Aim of the task: Count lines holding the string "购买产品的权利" in the data that follows. Reply with one number only.

— Start Available records —

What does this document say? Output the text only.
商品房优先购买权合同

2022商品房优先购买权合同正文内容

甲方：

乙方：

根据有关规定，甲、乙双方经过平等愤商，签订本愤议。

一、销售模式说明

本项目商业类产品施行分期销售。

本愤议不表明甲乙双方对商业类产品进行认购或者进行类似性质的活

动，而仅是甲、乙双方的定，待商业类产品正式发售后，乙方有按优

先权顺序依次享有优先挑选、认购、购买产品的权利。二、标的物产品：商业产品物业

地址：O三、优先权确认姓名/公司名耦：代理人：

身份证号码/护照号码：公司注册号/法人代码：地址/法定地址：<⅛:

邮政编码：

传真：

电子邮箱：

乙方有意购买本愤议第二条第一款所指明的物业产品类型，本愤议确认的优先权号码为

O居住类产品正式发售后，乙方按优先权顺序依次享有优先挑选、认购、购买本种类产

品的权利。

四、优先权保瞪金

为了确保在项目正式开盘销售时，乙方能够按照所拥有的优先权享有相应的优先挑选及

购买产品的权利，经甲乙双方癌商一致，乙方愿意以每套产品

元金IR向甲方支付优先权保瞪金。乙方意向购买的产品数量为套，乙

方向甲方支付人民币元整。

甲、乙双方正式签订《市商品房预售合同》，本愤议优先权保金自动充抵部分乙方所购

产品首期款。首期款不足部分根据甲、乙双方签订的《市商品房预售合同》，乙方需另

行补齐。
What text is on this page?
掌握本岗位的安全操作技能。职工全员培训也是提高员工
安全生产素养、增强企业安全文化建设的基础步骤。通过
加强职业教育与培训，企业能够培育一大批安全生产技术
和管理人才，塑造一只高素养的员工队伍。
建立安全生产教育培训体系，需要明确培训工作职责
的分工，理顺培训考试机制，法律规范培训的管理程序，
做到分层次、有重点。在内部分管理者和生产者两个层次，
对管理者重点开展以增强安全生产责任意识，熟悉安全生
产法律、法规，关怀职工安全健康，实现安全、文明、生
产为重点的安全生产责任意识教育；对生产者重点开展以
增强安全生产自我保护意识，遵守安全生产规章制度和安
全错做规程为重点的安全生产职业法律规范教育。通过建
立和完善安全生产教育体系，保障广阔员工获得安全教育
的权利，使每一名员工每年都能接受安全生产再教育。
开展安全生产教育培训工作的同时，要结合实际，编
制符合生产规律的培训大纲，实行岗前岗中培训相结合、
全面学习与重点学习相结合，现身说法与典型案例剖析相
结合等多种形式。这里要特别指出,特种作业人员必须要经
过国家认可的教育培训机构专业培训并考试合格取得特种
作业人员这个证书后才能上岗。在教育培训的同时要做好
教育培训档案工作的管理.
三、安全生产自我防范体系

— End Available records —

Exercise output: 2